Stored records
— START —
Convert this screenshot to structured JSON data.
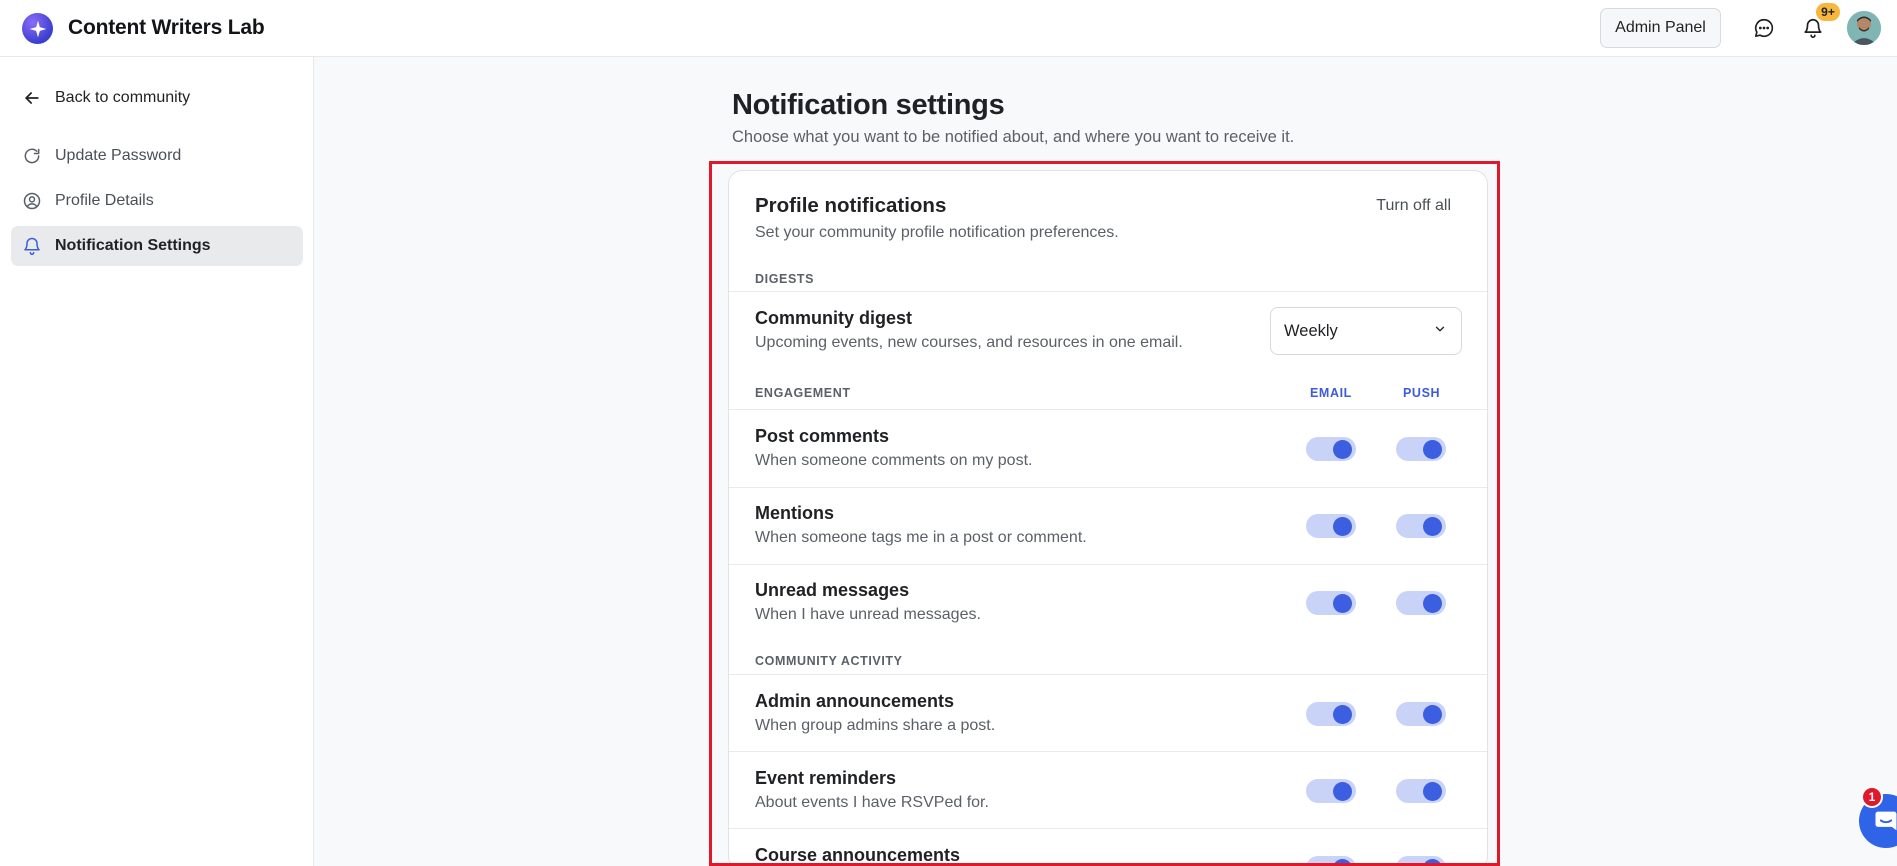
{
  "app": {
    "brand": "Content Writers Lab",
    "admin_panel_label": "Admin Panel",
    "notifications_badge": "9+",
    "chat_badge": "1",
    "colors": {
      "accent": "#3c5ee0",
      "toggle_track": "#c9d3f7",
      "highlight": "#e0182a",
      "badge": "#f6b73c"
    }
  },
  "sidebar": {
    "back_label": "Back to community",
    "items": [
      {
        "label": "Update Password",
        "icon": "refresh-icon"
      },
      {
        "label": "Profile Details",
        "icon": "user-circle-icon"
      },
      {
        "label": "Notification Settings",
        "icon": "bell-icon",
        "active": true
      }
    ]
  },
  "page": {
    "title": "Notification settings",
    "subtitle": "Choose what you want to be notified about, and where you want to receive it."
  },
  "card": {
    "title": "Profile notifications",
    "subtitle": "Set your community profile notification preferences.",
    "turn_off_all": "Turn off all",
    "digests": {
      "label": "DIGESTS",
      "item": {
        "title": "Community digest",
        "desc": "Upcoming events, new courses, and resources in one email.",
        "frequency": "Weekly"
      }
    },
    "engagement": {
      "label": "ENGAGEMENT",
      "col_email": "EMAIL",
      "col_push": "PUSH",
      "items": [
        {
          "title": "Post comments",
          "desc": "When someone comments on my post.",
          "email": true,
          "push": true
        },
        {
          "title": "Mentions",
          "desc": "When someone tags me in a post or comment.",
          "email": true,
          "push": true
        },
        {
          "title": "Unread messages",
          "desc": "When I have unread messages.",
          "email": true,
          "push": true
        }
      ]
    },
    "community_activity": {
      "label": "COMMUNITY ACTIVITY",
      "items": [
        {
          "title": "Admin announcements",
          "desc": "When group admins share a post.",
          "email": true,
          "push": true
        },
        {
          "title": "Event reminders",
          "desc": "About events I have RSVPed for.",
          "email": true,
          "push": true
        },
        {
          "title": "Course announcements",
          "desc": "",
          "email": true,
          "push": true
        }
      ]
    }
  }
}
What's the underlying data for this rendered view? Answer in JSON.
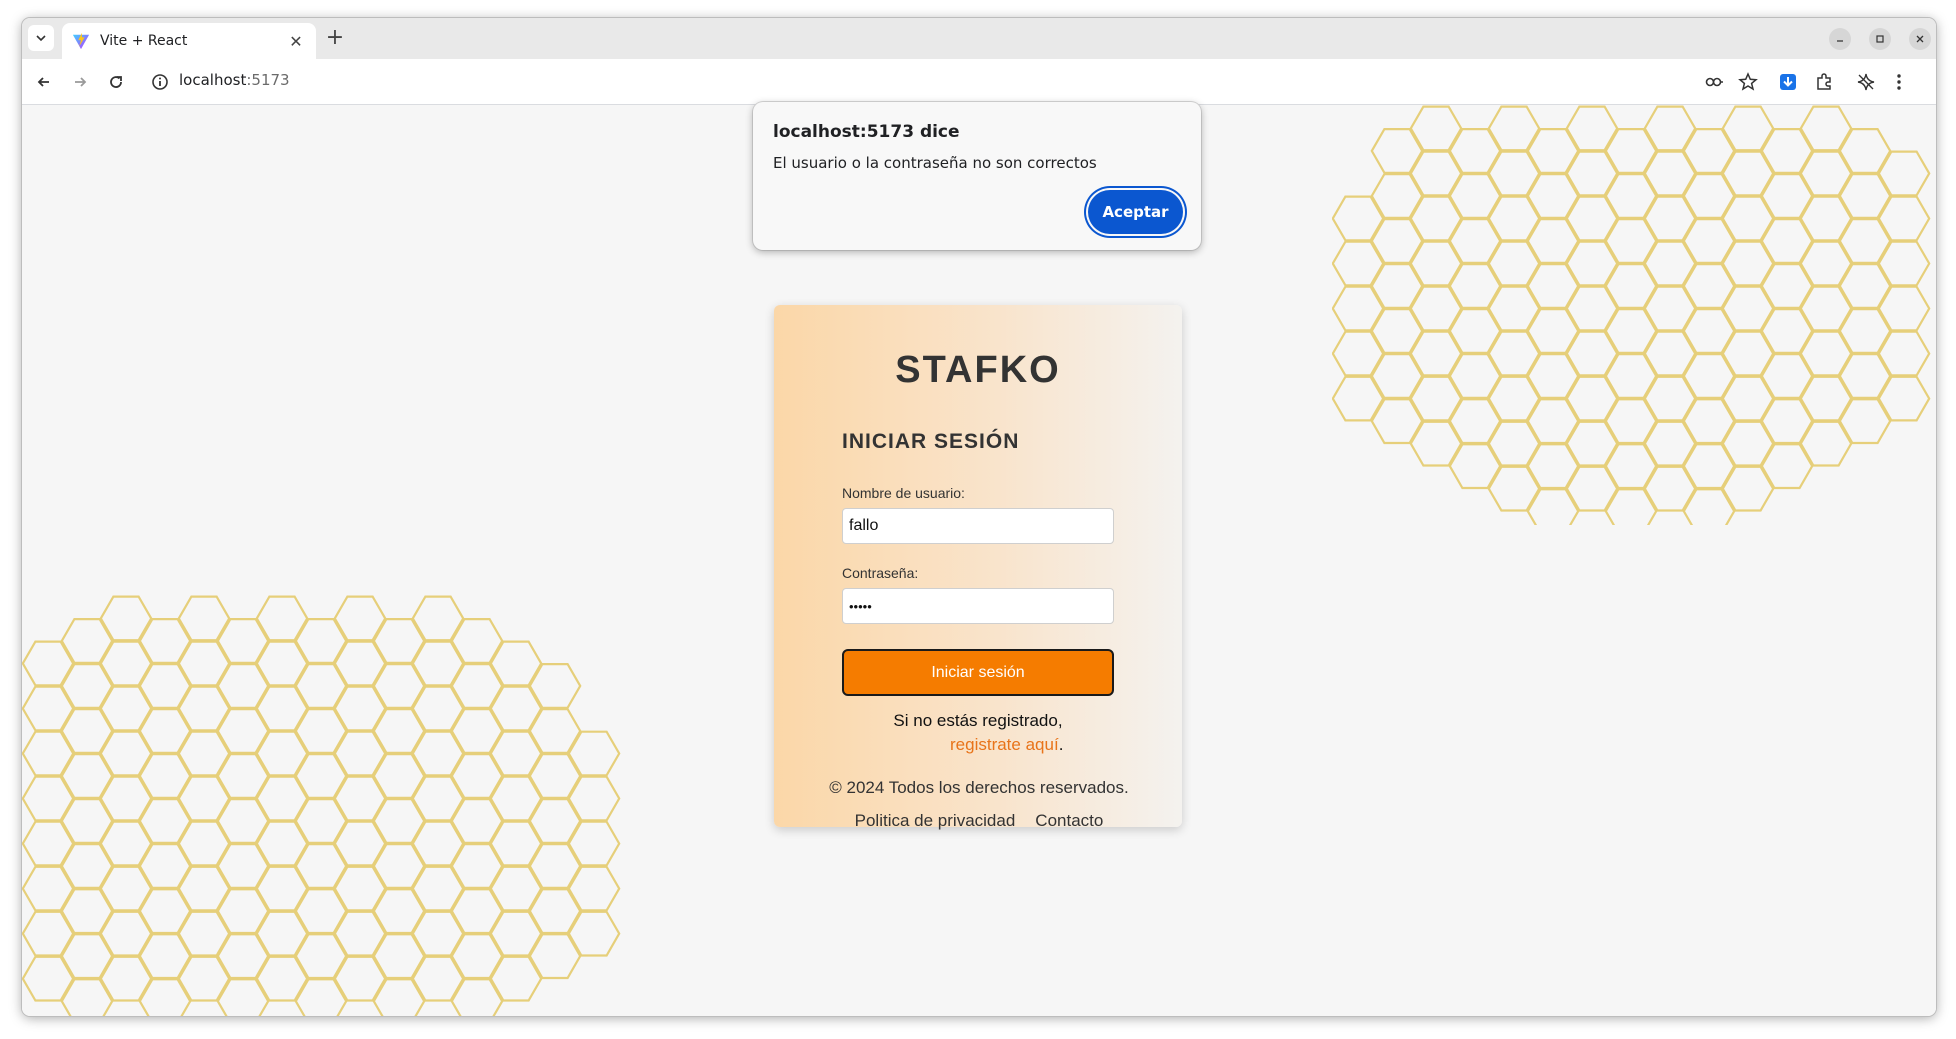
{
  "browser": {
    "tab_title": "Vite + React",
    "url_host": "localhost",
    "url_port": ":5173"
  },
  "dialog": {
    "title": "localhost:5173 dice",
    "message": "El usuario o la contraseña no son correctos",
    "button": "Aceptar"
  },
  "login": {
    "brand": "STAFKO",
    "title": "INICIAR SESIÓN",
    "username_label": "Nombre de usuario:",
    "username_value": "fallo",
    "password_label": "Contraseña:",
    "password_value": "•••••",
    "submit": "Iniciar sesión",
    "register_text": "Si no estás registrado,",
    "register_link": "registrate aquí",
    "register_suffix": "."
  },
  "footer": {
    "copyright": "© 2024 Todos los derechos reservados.",
    "links": [
      "Politica de privacidad",
      "Contacto"
    ]
  },
  "colors": {
    "accent": "#f57c00",
    "link": "#e8741a",
    "dialog_button": "#0b57d0",
    "honeycomb": "#e6cf7a"
  },
  "icons": [
    "tab-search-icon",
    "vite-favicon",
    "close-icon",
    "new-tab-icon",
    "minimize-icon",
    "maximize-icon",
    "window-close-icon",
    "back-icon",
    "forward-icon",
    "reload-icon",
    "site-info-icon",
    "password-key-icon",
    "bookmark-star-icon",
    "download-icon",
    "extensions-icon",
    "gemini-icon",
    "menu-dots-icon"
  ]
}
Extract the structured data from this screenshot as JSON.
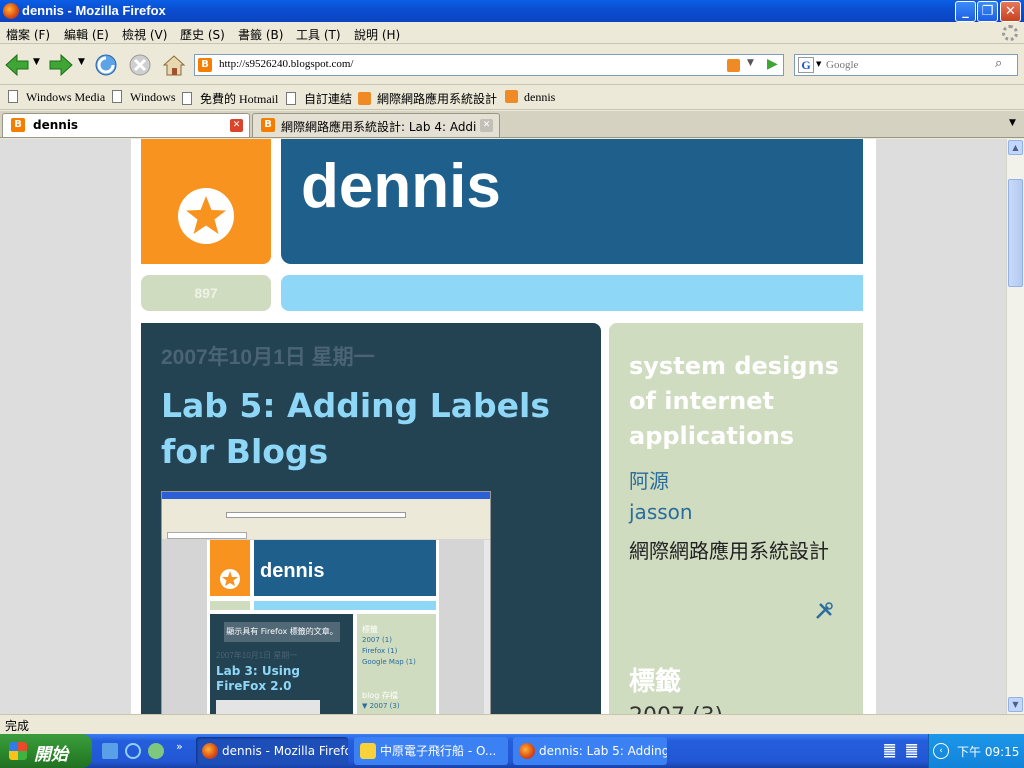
— END —
SET EXERCISE.
From the listing above, collect each line in which the string "screenshot" appears.

OUTPUT OF THE EXERCISE.
Convert this screenshot to structured JSON data.
Extract the structured data from this screenshot as JSON.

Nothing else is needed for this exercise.